## What is asked
Copy out the material below in full, but not its images.

## Records to use

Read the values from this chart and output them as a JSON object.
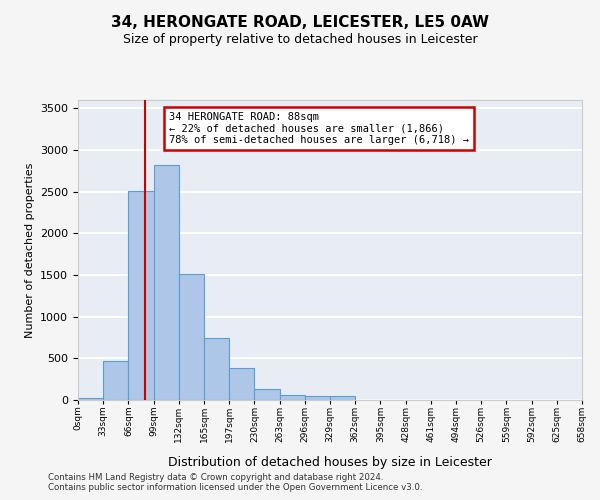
{
  "title": "34, HERONGATE ROAD, LEICESTER, LE5 0AW",
  "subtitle": "Size of property relative to detached houses in Leicester",
  "xlabel": "Distribution of detached houses by size in Leicester",
  "ylabel": "Number of detached properties",
  "bar_color": "#aec6e8",
  "bar_edge_color": "#5a9fd4",
  "background_color": "#e8edf5",
  "grid_color": "#ffffff",
  "bin_labels": [
    "0sqm",
    "33sqm",
    "66sqm",
    "99sqm",
    "132sqm",
    "165sqm",
    "197sqm",
    "230sqm",
    "263sqm",
    "296sqm",
    "329sqm",
    "362sqm",
    "395sqm",
    "428sqm",
    "461sqm",
    "494sqm",
    "526sqm",
    "559sqm",
    "592sqm",
    "625sqm",
    "658sqm"
  ],
  "bar_values": [
    20,
    470,
    2510,
    2820,
    1510,
    745,
    390,
    135,
    65,
    50,
    50,
    0,
    0,
    0,
    0,
    0,
    0,
    0,
    0,
    0
  ],
  "ylim": [
    0,
    3600
  ],
  "yticks": [
    0,
    500,
    1000,
    1500,
    2000,
    2500,
    3000,
    3500
  ],
  "property_line_x": 2.67,
  "annotation_text": "34 HERONGATE ROAD: 88sqm\n← 22% of detached houses are smaller (1,866)\n78% of semi-detached houses are larger (6,718) →",
  "annotation_box_color": "#ffffff",
  "annotation_edge_color": "#cc0000",
  "line_color": "#cc0000",
  "fig_bg_color": "#f5f5f5",
  "footer_line1": "Contains HM Land Registry data © Crown copyright and database right 2024.",
  "footer_line2": "Contains public sector information licensed under the Open Government Licence v3.0."
}
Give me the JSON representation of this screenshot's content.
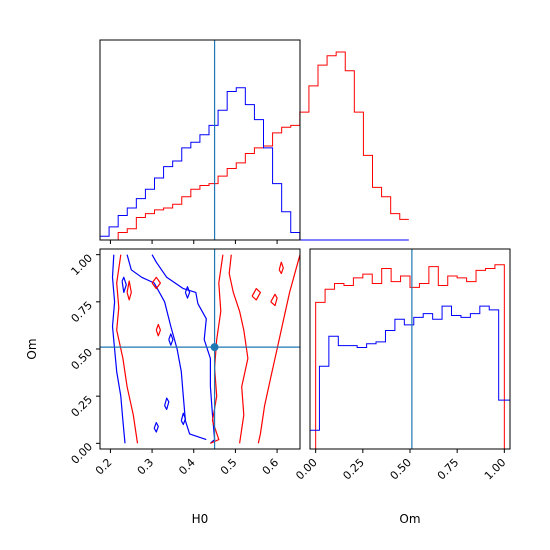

## The response
Read the values from this chart and output them as a JSON object.
{
  "title": "34, HERONGATE ROAD, LEICESTER, LE5 0AW",
  "subtitle": "Size of property relative to detached houses in Leicester",
  "xlabel": "Distribution of detached houses by size in Leicester",
  "ylabel": "Number of detached properties",
  "bar_color": "#aec6e8",
  "bar_edge_color": "#5a9fd4",
  "background_color": "#e8edf5",
  "grid_color": "#ffffff",
  "bin_labels": [
    "0sqm",
    "33sqm",
    "66sqm",
    "99sqm",
    "132sqm",
    "165sqm",
    "197sqm",
    "230sqm",
    "263sqm",
    "296sqm",
    "329sqm",
    "362sqm",
    "395sqm",
    "428sqm",
    "461sqm",
    "494sqm",
    "526sqm",
    "559sqm",
    "592sqm",
    "625sqm",
    "658sqm"
  ],
  "bar_values": [
    20,
    470,
    2510,
    2820,
    1510,
    745,
    390,
    135,
    65,
    50,
    50,
    0,
    0,
    0,
    0,
    0,
    0,
    0,
    0,
    0
  ],
  "ylim": [
    0,
    3600
  ],
  "yticks": [
    0,
    500,
    1000,
    1500,
    2000,
    2500,
    3000,
    3500
  ],
  "property_line_x": 2.67,
  "annotation_text": "34 HERONGATE ROAD: 88sqm\n← 22% of detached houses are smaller (1,866)\n78% of semi-detached houses are larger (6,718) →",
  "annotation_box_color": "#ffffff",
  "annotation_edge_color": "#cc0000",
  "line_color": "#cc0000",
  "fig_bg_color": "#f5f5f5",
  "footer_line1": "Contains HM Land Registry data © Crown copyright and database right 2024.",
  "footer_line2": "Contains public sector information licensed under the Open Government Licence v3.0."
}
Give me the JSON representation of this screenshot's content.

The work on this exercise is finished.